Extracted data entries:
↓

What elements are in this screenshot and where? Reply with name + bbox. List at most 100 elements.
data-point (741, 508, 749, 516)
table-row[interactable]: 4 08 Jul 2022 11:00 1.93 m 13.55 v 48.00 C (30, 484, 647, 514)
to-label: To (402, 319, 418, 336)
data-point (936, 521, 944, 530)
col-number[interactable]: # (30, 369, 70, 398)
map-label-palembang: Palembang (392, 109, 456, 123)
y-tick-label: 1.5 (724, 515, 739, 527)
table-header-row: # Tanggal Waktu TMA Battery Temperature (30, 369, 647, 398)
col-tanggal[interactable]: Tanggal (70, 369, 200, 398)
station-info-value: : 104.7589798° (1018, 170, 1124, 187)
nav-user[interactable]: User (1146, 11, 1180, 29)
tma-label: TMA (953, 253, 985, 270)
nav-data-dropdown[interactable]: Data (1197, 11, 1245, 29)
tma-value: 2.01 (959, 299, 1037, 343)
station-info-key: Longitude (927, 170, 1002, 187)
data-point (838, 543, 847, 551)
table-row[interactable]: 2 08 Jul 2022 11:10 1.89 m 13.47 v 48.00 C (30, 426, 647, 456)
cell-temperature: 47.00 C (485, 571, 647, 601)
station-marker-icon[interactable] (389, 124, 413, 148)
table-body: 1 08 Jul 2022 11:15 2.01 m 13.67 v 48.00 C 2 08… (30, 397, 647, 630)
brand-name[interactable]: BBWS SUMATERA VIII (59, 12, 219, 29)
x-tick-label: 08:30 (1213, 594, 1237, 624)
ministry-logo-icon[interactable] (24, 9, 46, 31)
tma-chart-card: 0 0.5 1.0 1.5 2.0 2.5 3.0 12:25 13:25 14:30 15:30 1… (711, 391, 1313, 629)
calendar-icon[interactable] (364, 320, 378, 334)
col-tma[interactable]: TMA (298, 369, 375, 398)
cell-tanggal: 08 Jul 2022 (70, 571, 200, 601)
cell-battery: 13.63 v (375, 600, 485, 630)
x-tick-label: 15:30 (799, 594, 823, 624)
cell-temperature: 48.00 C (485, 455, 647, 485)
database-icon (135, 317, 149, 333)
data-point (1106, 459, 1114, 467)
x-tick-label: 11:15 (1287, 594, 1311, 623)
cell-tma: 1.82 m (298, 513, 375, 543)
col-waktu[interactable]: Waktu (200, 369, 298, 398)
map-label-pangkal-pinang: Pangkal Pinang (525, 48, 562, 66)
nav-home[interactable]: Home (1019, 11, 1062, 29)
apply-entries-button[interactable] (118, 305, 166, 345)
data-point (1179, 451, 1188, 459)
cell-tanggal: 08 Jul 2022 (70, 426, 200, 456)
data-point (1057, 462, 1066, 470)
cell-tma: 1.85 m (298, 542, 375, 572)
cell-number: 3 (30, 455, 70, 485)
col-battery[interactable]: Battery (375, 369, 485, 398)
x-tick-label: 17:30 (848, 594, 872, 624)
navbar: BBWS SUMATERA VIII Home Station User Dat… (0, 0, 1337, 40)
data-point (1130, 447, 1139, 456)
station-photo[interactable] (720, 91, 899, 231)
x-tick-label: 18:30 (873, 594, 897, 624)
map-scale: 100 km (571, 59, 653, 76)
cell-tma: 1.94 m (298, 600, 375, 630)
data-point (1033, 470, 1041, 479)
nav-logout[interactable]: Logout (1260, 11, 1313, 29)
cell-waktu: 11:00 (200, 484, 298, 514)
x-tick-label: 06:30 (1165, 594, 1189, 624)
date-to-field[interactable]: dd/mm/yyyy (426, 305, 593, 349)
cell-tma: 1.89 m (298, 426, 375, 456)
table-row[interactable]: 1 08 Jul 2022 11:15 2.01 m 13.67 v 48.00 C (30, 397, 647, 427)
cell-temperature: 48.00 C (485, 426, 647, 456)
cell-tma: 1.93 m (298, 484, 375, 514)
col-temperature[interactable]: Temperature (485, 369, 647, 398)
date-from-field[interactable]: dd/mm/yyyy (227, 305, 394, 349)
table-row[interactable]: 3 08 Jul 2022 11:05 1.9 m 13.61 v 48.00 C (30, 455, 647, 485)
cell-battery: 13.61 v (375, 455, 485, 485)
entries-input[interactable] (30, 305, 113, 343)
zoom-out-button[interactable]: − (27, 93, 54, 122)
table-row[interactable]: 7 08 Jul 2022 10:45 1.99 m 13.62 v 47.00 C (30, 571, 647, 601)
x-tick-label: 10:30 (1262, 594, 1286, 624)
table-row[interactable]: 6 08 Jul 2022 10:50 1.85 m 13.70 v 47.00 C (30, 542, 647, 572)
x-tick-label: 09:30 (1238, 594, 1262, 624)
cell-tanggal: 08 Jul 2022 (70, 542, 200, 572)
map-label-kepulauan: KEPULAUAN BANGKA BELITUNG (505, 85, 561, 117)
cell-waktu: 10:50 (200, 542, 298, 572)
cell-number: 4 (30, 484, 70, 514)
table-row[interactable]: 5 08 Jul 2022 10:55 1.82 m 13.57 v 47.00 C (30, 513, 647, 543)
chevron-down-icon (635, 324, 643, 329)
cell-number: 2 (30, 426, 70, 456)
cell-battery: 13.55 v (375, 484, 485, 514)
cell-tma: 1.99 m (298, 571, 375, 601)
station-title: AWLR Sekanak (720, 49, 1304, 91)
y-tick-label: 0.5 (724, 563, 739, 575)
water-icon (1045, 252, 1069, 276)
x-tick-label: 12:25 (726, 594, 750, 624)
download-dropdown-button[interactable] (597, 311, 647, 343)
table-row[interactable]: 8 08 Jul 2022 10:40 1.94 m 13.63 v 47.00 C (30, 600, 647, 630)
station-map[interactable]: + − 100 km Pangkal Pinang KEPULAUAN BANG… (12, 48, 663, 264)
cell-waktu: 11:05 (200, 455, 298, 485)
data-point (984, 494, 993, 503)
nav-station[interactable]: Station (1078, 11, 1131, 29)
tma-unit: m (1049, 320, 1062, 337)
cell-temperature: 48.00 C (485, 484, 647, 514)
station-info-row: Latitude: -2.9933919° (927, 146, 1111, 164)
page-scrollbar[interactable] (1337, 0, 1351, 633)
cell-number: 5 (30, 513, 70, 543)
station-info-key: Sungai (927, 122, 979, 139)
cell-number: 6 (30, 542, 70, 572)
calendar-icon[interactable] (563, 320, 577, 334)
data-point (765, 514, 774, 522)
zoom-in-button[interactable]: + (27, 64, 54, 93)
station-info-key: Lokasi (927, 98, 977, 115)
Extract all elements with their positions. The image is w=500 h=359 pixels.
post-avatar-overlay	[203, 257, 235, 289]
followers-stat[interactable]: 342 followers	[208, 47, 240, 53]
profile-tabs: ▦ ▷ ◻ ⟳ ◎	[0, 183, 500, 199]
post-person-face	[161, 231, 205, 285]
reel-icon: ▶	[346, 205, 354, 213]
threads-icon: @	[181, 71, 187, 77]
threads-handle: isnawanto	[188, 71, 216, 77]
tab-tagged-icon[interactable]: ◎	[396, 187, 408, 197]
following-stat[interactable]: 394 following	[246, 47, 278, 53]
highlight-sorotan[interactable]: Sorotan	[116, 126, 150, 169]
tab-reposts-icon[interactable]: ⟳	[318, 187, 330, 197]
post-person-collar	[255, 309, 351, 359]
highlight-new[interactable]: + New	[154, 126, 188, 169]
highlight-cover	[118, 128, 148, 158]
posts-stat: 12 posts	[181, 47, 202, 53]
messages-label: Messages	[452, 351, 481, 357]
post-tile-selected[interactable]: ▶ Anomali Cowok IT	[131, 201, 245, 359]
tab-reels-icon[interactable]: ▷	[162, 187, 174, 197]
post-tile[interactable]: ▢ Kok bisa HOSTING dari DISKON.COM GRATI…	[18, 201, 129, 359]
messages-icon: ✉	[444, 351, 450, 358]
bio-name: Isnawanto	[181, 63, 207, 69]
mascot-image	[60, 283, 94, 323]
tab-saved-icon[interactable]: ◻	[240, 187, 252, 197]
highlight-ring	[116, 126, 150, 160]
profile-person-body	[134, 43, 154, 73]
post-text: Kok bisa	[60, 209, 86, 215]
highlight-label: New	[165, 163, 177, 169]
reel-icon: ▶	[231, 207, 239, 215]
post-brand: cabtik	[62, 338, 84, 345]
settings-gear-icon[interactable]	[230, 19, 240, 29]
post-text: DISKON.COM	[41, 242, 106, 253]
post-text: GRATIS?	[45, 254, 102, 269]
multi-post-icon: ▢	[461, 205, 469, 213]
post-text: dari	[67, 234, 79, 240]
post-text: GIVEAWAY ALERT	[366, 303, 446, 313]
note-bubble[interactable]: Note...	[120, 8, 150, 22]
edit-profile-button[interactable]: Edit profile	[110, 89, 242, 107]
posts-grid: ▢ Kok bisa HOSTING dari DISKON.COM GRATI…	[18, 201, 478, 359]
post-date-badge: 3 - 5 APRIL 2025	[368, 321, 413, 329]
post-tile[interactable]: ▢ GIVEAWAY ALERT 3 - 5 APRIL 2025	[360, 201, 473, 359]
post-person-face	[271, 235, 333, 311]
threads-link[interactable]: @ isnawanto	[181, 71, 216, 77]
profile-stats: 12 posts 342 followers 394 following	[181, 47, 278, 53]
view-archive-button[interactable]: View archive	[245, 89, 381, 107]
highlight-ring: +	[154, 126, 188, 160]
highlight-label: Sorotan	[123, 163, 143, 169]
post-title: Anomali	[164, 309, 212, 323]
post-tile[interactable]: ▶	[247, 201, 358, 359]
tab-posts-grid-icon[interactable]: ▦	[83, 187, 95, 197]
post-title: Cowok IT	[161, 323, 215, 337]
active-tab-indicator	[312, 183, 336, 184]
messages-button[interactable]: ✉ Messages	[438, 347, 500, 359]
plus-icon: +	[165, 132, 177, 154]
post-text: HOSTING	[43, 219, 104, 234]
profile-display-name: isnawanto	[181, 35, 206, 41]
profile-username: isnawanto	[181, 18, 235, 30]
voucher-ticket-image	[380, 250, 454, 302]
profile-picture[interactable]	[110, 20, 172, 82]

↑

__Directive__. Starting at the top of the data and ending with the line that contains "data-point (1106, 459, 1114, 467)", change every "cell-temperature" to "cell-temp" and write those lines out again with nothing else altered.

__Final result__.
What elements are in this screenshot and where? Reply with name + bbox. List at most 100 elements.
data-point (741, 508, 749, 516)
table-row[interactable]: 4 08 Jul 2022 11:00 1.93 m 13.55 v 48.00 C (30, 484, 647, 514)
to-label: To (402, 319, 418, 336)
data-point (936, 521, 944, 530)
col-number[interactable]: # (30, 369, 70, 398)
map-label-palembang: Palembang (392, 109, 456, 123)
y-tick-label: 1.5 (724, 515, 739, 527)
table-header-row: # Tanggal Waktu TMA Battery Temperature (30, 369, 647, 398)
col-tanggal[interactable]: Tanggal (70, 369, 200, 398)
station-info-value: : 104.7589798° (1018, 170, 1124, 187)
nav-user[interactable]: User (1146, 11, 1180, 29)
tma-label: TMA (953, 253, 985, 270)
nav-data-dropdown[interactable]: Data (1197, 11, 1245, 29)
tma-value: 2.01 (959, 299, 1037, 343)
station-info-key: Longitude (927, 170, 1002, 187)
data-point (838, 543, 847, 551)
table-row[interactable]: 2 08 Jul 2022 11:10 1.89 m 13.47 v 48.00 C (30, 426, 647, 456)
cell-temp: 47.00 C (485, 571, 647, 601)
station-marker-icon[interactable] (389, 124, 413, 148)
table-body: 1 08 Jul 2022 11:15 2.01 m 13.67 v 48.00 C 2 08… (30, 397, 647, 630)
brand-name[interactable]: BBWS SUMATERA VIII (59, 12, 219, 29)
x-tick-label: 08:30 (1213, 594, 1237, 624)
ministry-logo-icon[interactable] (24, 9, 46, 31)
tma-chart-card: 0 0.5 1.0 1.5 2.0 2.5 3.0 12:25 13:25 14:30 15:30 1… (711, 391, 1313, 629)
calendar-icon[interactable] (364, 320, 378, 334)
col-tma[interactable]: TMA (298, 369, 375, 398)
cell-tanggal: 08 Jul 2022 (70, 571, 200, 601)
cell-battery: 13.63 v (375, 600, 485, 630)
x-tick-label: 15:30 (799, 594, 823, 624)
cell-temp: 48.00 C (485, 455, 647, 485)
database-icon (135, 317, 149, 333)
data-point (1106, 459, 1114, 467)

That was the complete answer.